### What you have to do
Filter the records below and copy every line containing the word "title".
★ ★ ★ ★ ★
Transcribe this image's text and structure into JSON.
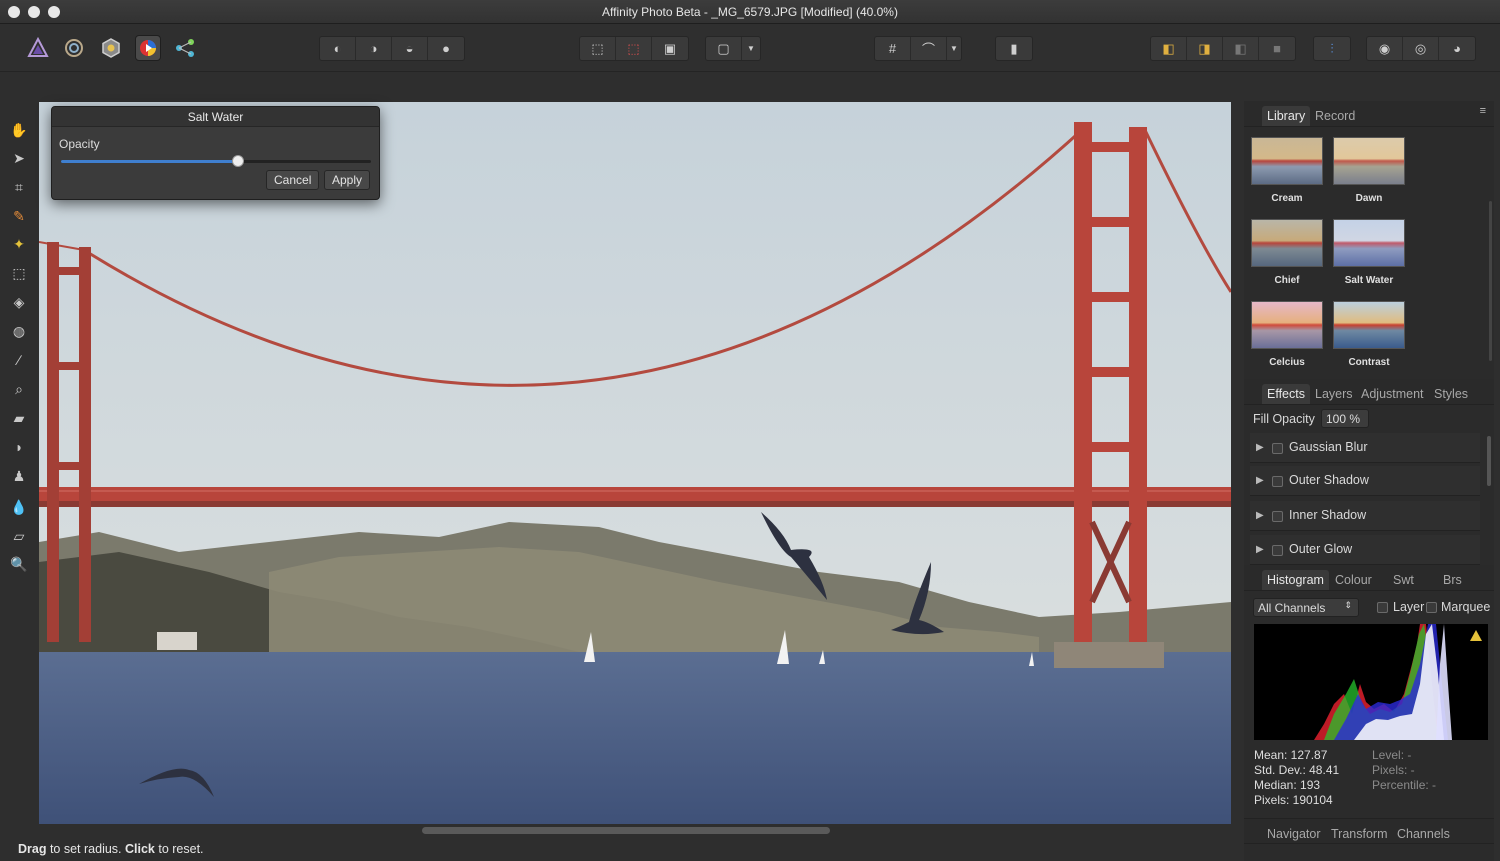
{
  "window": {
    "title": "Affinity Photo Beta - _MG_6579.JPG [Modified] (40.0%)"
  },
  "personas": [
    "photo-persona-icon",
    "liquify-persona-icon",
    "develop-persona-icon",
    "tone-mapping-persona-icon",
    "export-persona-icon"
  ],
  "dialog": {
    "title": "Salt Water",
    "opacity_label": "Opacity",
    "opacity_value": 0.57,
    "cancel_label": "Cancel",
    "apply_label": "Apply"
  },
  "library_panel": {
    "tabs": [
      "Library",
      "Record"
    ],
    "active_tab": "Library",
    "items": [
      {
        "label": "Cream"
      },
      {
        "label": "Dawn"
      },
      {
        "label": "Chief"
      },
      {
        "label": "Salt Water"
      },
      {
        "label": "Celcius"
      },
      {
        "label": "Contrast"
      }
    ]
  },
  "effects_panel": {
    "tabs": [
      "Effects",
      "Layers",
      "Adjustment",
      "Styles"
    ],
    "active_tab": "Effects",
    "fill_opacity_label": "Fill Opacity",
    "fill_opacity_value": "100 %",
    "effects": [
      {
        "label": "Gaussian Blur"
      },
      {
        "label": "Outer Shadow"
      },
      {
        "label": "Inner Shadow"
      },
      {
        "label": "Outer Glow"
      }
    ]
  },
  "histogram_panel": {
    "tabs": [
      "Histogram",
      "Colour",
      "Swt",
      "Brs"
    ],
    "active_tab": "Histogram",
    "channel_select": "All Channels",
    "layer_label": "Layer",
    "marquee_label": "Marquee",
    "stats": {
      "mean": "Mean: 127.87",
      "std_dev": "Std. Dev.: 48.41",
      "median": "Median: 193",
      "pixels": "Pixels: 190104",
      "level": "Level: -",
      "pixels_right": "Pixels: -",
      "percentile": "Percentile: -"
    }
  },
  "bottom_tabs": [
    "Navigator",
    "Transform",
    "Channels"
  ],
  "status": {
    "drag_word": "Drag",
    "drag_text": " to set radius. ",
    "click_word": "Click",
    "click_text": " to reset."
  },
  "colors": {
    "accent": "#3f7fcf",
    "bridge": "#b8453b",
    "water": "#4c5f86",
    "sky": "#c9d4dc"
  }
}
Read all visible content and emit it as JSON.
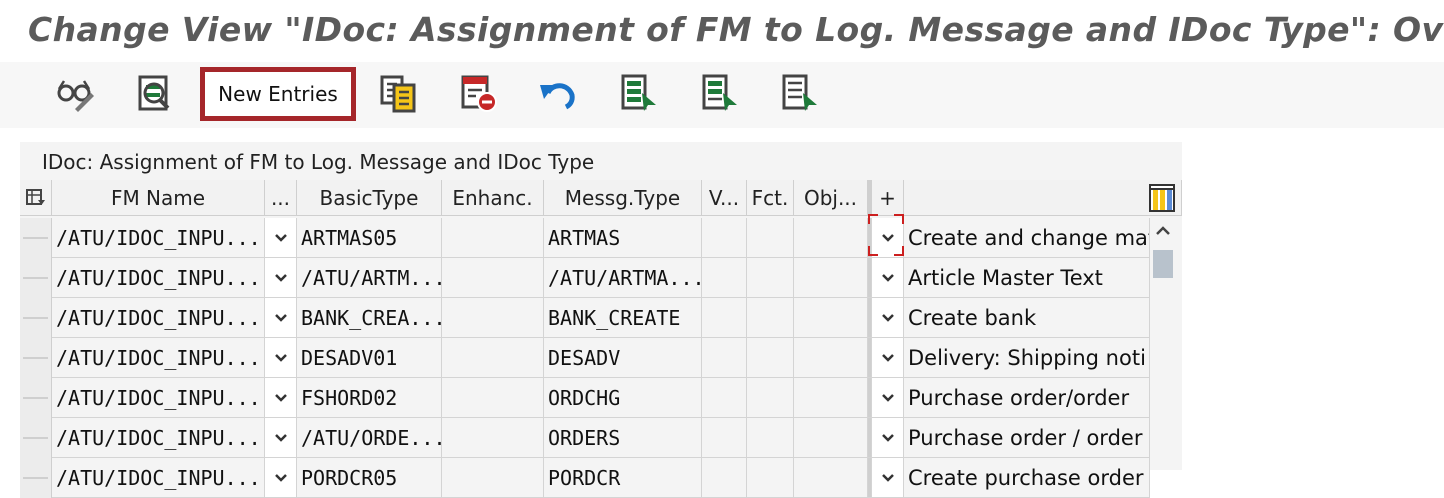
{
  "window": {
    "title": "Change View \"IDoc: Assignment of FM to Log. Message and IDoc Type\": Ov"
  },
  "toolbar": {
    "new_entries_label": "New Entries",
    "icons": [
      "display-change-icon",
      "details-icon",
      "new-entries-button",
      "copy-icon",
      "delete-icon",
      "undo-icon",
      "select-all-icon",
      "select-block-icon",
      "deselect-all-icon"
    ]
  },
  "table": {
    "title": "IDoc: Assignment of FM to Log. Message and IDoc Type",
    "columns": {
      "fm_name": "FM Name",
      "ellipsis": "...",
      "basic_type": "BasicType",
      "enhancement": "Enhanc.",
      "message_type": "Messg.Type",
      "variant": "V...",
      "function": "Fct.",
      "object": "Obj...",
      "plus": "+"
    },
    "rows": [
      {
        "fm_name": "/ATU/IDOC_INPU...",
        "basic_type": "ARTMAS05",
        "enhancement": "",
        "message_type": "ARTMAS",
        "variant": "",
        "function": "",
        "object": "",
        "description": "Create and change mat"
      },
      {
        "fm_name": "/ATU/IDOC_INPU...",
        "basic_type": "/ATU/ARTM...",
        "enhancement": "",
        "message_type": "/ATU/ARTMA...",
        "variant": "",
        "function": "",
        "object": "",
        "description": "Article Master Text"
      },
      {
        "fm_name": "/ATU/IDOC_INPU...",
        "basic_type": "BANK_CREA...",
        "enhancement": "",
        "message_type": "BANK_CREATE",
        "variant": "",
        "function": "",
        "object": "",
        "description": "Create bank"
      },
      {
        "fm_name": "/ATU/IDOC_INPU...",
        "basic_type": "DESADV01",
        "enhancement": "",
        "message_type": "DESADV",
        "variant": "",
        "function": "",
        "object": "",
        "description": "Delivery: Shipping noti"
      },
      {
        "fm_name": "/ATU/IDOC_INPU...",
        "basic_type": "FSHORD02",
        "enhancement": "",
        "message_type": "ORDCHG",
        "variant": "",
        "function": "",
        "object": "",
        "description": "Purchase order/order"
      },
      {
        "fm_name": "/ATU/IDOC_INPU...",
        "basic_type": "/ATU/ORDE...",
        "enhancement": "",
        "message_type": "ORDERS",
        "variant": "",
        "function": "",
        "object": "",
        "description": "Purchase order / order"
      },
      {
        "fm_name": "/ATU/IDOC_INPU...",
        "basic_type": "PORDCR05",
        "enhancement": "",
        "message_type": "PORDCR",
        "variant": "",
        "function": "",
        "object": "",
        "description": "Create purchase order"
      }
    ]
  },
  "colors": {
    "highlight_border": "#a5262a",
    "focus_corner": "#cc1f1f",
    "undo_blue": "#1a73c8",
    "nav_green": "#1f7a3a"
  }
}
★ ★ ★ ★ ★
### Result below
    "title": "Affinity Photo Beta - _MG_6579.JPG [Modified] (40.0%)"
    "title": "Salt Water",
    "title": "Change View \"IDoc: Assignment of FM to Log. Message and IDoc Type\": Ov"
    "title": "IDoc: Assignment of FM to Log. Message and IDoc Type",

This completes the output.